>> BEGIN
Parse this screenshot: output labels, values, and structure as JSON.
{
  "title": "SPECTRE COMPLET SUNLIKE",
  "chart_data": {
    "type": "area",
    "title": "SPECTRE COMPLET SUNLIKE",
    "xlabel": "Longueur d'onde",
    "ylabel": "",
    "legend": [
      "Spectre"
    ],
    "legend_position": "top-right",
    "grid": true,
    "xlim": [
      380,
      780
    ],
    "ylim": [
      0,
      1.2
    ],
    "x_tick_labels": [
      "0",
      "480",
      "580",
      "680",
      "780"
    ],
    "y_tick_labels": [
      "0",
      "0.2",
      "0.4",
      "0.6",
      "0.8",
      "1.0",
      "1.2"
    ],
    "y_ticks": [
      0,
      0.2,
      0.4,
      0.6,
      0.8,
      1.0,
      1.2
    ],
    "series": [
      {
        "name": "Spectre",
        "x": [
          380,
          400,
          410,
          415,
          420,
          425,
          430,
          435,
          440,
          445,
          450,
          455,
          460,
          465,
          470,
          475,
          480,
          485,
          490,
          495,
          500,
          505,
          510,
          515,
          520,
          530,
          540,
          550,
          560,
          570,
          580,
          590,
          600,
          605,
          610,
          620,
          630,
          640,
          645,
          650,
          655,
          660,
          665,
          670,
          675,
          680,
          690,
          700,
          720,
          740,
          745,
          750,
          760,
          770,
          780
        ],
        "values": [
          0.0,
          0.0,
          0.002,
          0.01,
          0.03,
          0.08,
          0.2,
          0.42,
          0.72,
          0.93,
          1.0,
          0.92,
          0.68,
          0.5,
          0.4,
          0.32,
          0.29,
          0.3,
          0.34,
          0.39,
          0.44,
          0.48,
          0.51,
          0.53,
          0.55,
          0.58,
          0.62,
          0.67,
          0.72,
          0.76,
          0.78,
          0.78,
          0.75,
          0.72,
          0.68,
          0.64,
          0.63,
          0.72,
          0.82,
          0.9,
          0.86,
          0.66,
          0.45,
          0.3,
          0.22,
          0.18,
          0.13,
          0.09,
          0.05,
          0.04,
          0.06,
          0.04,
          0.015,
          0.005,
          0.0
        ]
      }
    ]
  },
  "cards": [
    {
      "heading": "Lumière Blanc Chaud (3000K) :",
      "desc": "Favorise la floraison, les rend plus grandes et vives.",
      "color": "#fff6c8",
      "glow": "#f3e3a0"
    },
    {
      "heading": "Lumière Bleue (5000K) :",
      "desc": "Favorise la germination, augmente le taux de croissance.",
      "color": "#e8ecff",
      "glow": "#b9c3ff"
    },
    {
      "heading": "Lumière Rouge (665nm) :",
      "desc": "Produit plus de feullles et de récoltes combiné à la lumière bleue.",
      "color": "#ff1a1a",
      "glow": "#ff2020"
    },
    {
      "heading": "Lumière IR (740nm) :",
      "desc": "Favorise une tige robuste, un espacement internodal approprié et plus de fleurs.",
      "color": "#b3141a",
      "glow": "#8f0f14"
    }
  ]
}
>> END
→ WHAT THE TASK ASKS
Take the entries and copy them out exactly.

→ CORRECT RESPONSE
Parse this screenshot: output labels, values, and structure as JSON.
{
  "title": "SPECTRE COMPLET SUNLIKE",
  "chart_data": {
    "type": "area",
    "title": "SPECTRE COMPLET SUNLIKE",
    "xlabel": "Longueur d'onde",
    "ylabel": "",
    "legend": [
      "Spectre"
    ],
    "legend_position": "top-right",
    "grid": true,
    "xlim": [
      380,
      780
    ],
    "ylim": [
      0,
      1.2
    ],
    "x_tick_labels": [
      "0",
      "480",
      "580",
      "680",
      "780"
    ],
    "y_tick_labels": [
      "0",
      "0.2",
      "0.4",
      "0.6",
      "0.8",
      "1.0",
      "1.2"
    ],
    "y_ticks": [
      0,
      0.2,
      0.4,
      0.6,
      0.8,
      1.0,
      1.2
    ],
    "series": [
      {
        "name": "Spectre",
        "x": [
          380,
          400,
          410,
          415,
          420,
          425,
          430,
          435,
          440,
          445,
          450,
          455,
          460,
          465,
          470,
          475,
          480,
          485,
          490,
          495,
          500,
          505,
          510,
          515,
          520,
          530,
          540,
          550,
          560,
          570,
          580,
          590,
          600,
          605,
          610,
          620,
          630,
          640,
          645,
          650,
          655,
          660,
          665,
          670,
          675,
          680,
          690,
          700,
          720,
          740,
          745,
          750,
          760,
          770,
          780
        ],
        "values": [
          0.0,
          0.0,
          0.002,
          0.01,
          0.03,
          0.08,
          0.2,
          0.42,
          0.72,
          0.93,
          1.0,
          0.92,
          0.68,
          0.5,
          0.4,
          0.32,
          0.29,
          0.3,
          0.34,
          0.39,
          0.44,
          0.48,
          0.51,
          0.53,
          0.55,
          0.58,
          0.62,
          0.67,
          0.72,
          0.76,
          0.78,
          0.78,
          0.75,
          0.72,
          0.68,
          0.64,
          0.63,
          0.72,
          0.82,
          0.9,
          0.86,
          0.66,
          0.45,
          0.3,
          0.22,
          0.18,
          0.13,
          0.09,
          0.05,
          0.04,
          0.06,
          0.04,
          0.015,
          0.005,
          0.0
        ]
      }
    ]
  },
  "cards": [
    {
      "heading": "Lumière Blanc Chaud (3000K) :",
      "desc": "Favorise la floraison, les rend plus grandes et vives.",
      "color": "#fff6c8",
      "glow": "#f3e3a0"
    },
    {
      "heading": "Lumière Bleue (5000K) :",
      "desc": "Favorise la germination, augmente le taux de croissance.",
      "color": "#e8ecff",
      "glow": "#b9c3ff"
    },
    {
      "heading": "Lumière Rouge (665nm) :",
      "desc": "Produit plus de feullles et de récoltes combiné à la lumière bleue.",
      "color": "#ff1a1a",
      "glow": "#ff2020"
    },
    {
      "heading": "Lumière IR (740nm) :",
      "desc": "Favorise une tige robuste, un espacement internodal approprié et plus de fleurs.",
      "color": "#b3141a",
      "glow": "#8f0f14"
    }
  ]
}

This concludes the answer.